Items:
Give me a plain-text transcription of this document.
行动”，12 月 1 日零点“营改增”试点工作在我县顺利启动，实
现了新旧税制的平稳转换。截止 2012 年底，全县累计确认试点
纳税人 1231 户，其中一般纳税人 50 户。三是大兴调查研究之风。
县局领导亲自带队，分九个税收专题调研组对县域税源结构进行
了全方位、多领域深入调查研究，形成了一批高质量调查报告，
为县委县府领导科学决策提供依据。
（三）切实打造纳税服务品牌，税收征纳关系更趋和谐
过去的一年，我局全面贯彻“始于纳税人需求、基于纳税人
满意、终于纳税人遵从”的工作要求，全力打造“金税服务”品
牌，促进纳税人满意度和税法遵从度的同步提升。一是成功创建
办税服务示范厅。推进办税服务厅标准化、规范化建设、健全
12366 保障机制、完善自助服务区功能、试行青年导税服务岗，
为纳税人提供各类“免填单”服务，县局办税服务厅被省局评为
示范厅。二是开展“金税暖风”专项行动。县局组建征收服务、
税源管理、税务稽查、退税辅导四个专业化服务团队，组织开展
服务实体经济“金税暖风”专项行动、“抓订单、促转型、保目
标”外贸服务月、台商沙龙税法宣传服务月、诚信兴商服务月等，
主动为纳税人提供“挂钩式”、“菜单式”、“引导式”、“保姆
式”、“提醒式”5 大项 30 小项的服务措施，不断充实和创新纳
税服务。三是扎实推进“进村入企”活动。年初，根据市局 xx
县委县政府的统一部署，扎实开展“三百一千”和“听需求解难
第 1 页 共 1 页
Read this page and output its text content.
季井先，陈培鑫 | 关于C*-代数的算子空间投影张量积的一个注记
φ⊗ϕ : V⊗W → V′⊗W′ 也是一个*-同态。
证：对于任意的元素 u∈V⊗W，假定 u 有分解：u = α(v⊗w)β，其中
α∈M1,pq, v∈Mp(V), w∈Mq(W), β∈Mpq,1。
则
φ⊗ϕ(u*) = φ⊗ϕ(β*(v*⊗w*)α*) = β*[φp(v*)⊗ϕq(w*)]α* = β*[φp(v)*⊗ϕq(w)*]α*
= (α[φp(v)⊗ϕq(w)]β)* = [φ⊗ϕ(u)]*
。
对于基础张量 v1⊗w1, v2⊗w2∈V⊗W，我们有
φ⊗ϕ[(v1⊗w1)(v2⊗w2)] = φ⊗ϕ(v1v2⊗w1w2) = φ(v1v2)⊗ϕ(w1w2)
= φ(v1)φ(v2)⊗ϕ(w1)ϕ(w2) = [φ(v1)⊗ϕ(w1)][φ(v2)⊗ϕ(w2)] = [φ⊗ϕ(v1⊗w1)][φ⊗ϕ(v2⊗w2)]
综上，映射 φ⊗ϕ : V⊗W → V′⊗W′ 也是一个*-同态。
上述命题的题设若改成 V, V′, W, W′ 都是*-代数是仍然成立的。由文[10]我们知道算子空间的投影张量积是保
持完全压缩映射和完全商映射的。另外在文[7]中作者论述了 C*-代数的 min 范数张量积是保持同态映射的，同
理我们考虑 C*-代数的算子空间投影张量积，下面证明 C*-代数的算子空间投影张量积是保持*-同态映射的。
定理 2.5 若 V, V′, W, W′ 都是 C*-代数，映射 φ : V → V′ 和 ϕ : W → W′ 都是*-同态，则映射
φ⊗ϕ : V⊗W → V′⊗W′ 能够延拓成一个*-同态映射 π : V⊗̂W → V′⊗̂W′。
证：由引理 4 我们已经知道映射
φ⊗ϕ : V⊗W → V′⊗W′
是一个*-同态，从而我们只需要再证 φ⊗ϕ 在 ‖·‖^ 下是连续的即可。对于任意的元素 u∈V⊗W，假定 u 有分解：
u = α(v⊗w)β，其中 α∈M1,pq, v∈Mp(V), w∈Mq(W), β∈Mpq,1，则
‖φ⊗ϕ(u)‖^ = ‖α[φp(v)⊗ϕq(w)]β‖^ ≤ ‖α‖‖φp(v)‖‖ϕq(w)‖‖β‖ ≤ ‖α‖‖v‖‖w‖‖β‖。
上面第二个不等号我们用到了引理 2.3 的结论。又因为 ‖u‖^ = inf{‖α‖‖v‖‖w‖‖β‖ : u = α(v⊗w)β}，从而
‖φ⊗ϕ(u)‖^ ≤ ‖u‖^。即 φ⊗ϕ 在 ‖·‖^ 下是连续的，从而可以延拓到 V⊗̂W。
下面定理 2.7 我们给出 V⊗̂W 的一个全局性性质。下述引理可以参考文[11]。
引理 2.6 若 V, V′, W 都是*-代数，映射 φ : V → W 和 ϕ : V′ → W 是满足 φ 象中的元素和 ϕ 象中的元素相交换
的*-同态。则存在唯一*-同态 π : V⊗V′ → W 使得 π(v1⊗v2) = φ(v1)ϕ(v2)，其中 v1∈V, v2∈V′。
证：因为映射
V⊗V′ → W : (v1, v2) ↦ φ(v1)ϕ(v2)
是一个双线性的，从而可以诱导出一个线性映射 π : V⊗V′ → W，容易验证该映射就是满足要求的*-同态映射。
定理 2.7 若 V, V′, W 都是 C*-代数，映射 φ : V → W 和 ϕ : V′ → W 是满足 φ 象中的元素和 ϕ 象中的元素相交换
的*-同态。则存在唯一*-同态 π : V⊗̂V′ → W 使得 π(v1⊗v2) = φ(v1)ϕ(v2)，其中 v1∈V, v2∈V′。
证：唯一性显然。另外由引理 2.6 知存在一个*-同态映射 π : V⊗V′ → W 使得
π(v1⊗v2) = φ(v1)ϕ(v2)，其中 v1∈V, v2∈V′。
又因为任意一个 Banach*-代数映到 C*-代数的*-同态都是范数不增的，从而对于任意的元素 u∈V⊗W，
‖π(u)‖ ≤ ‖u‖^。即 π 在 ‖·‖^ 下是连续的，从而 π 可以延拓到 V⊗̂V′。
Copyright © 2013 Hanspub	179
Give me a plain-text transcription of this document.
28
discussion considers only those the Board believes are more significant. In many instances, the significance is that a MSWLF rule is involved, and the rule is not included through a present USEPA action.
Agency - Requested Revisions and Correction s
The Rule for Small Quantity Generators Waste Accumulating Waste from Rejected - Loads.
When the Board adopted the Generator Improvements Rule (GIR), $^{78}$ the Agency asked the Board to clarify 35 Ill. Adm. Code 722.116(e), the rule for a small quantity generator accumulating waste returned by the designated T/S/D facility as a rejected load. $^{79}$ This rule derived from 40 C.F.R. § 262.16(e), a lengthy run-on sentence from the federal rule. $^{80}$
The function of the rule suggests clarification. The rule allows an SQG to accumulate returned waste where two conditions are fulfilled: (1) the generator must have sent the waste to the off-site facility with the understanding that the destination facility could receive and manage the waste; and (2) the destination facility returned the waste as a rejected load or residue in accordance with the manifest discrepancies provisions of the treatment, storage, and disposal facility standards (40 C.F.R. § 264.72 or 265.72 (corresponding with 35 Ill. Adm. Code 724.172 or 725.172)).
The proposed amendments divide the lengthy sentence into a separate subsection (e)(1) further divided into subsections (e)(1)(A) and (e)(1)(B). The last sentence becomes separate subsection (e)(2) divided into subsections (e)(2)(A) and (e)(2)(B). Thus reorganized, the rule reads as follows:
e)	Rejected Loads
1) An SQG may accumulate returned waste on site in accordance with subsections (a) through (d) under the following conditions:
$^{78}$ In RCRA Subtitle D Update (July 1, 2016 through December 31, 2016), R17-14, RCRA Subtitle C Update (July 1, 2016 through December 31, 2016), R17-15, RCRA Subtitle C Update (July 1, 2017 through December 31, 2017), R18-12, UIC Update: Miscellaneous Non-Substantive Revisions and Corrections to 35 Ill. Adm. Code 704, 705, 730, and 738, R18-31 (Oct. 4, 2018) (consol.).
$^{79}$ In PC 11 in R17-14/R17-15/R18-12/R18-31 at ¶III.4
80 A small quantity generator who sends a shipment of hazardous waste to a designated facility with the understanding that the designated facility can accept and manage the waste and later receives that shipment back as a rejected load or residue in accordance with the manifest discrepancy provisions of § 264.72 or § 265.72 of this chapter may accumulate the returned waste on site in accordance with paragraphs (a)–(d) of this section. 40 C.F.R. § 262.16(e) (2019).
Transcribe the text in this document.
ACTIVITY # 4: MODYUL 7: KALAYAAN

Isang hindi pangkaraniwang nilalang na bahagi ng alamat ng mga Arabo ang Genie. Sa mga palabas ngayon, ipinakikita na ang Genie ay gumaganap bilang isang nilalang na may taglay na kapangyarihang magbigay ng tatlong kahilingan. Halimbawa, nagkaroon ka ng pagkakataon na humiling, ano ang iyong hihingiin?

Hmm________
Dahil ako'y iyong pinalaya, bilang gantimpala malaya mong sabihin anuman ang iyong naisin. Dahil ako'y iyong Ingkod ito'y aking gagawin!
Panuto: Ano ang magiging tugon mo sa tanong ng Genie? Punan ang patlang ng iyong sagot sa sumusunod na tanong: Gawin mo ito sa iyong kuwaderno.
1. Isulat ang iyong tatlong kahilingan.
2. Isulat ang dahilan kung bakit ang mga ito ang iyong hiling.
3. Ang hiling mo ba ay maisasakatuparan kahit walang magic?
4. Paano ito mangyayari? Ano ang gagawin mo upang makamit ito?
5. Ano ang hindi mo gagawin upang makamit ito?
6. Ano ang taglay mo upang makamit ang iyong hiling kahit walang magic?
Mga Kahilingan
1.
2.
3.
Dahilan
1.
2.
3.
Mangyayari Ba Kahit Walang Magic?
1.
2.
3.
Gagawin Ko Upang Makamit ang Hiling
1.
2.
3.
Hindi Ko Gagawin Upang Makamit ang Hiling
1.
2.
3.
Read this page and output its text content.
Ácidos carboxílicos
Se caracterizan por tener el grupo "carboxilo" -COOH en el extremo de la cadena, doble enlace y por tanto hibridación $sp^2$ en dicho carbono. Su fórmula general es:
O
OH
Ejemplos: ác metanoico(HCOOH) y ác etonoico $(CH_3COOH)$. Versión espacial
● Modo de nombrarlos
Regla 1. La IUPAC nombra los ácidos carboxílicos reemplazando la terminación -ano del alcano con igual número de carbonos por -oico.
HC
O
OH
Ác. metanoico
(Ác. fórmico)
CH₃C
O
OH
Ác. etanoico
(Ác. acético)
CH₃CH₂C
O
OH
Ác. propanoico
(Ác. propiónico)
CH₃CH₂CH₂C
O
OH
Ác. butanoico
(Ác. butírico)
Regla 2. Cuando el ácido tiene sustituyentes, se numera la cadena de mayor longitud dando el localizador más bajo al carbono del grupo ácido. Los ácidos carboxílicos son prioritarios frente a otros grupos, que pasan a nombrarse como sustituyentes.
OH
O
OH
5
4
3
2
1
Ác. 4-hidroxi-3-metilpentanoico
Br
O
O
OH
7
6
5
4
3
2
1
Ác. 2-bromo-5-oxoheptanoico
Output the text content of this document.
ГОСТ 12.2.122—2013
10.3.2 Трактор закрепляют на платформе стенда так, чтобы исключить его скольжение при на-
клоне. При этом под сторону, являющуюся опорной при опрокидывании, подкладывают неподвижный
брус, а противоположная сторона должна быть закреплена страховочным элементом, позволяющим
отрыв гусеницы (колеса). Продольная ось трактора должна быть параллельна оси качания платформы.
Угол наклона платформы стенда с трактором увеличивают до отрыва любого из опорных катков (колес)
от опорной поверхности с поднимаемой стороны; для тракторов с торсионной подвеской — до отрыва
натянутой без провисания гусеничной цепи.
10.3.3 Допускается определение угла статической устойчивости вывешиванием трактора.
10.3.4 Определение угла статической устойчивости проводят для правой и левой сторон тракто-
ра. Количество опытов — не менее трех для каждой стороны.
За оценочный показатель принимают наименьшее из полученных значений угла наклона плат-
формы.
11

Goal: Locate the string "трактора" in the listing above and copy every line where it occurs.

Result for this exercise:
отрыв гусеницы (колеса). Продольная ось трактора должна быть параллельна оси качания платформы.
10.3.3 Допускается определение угла статической устойчивости вывешиванием трактора.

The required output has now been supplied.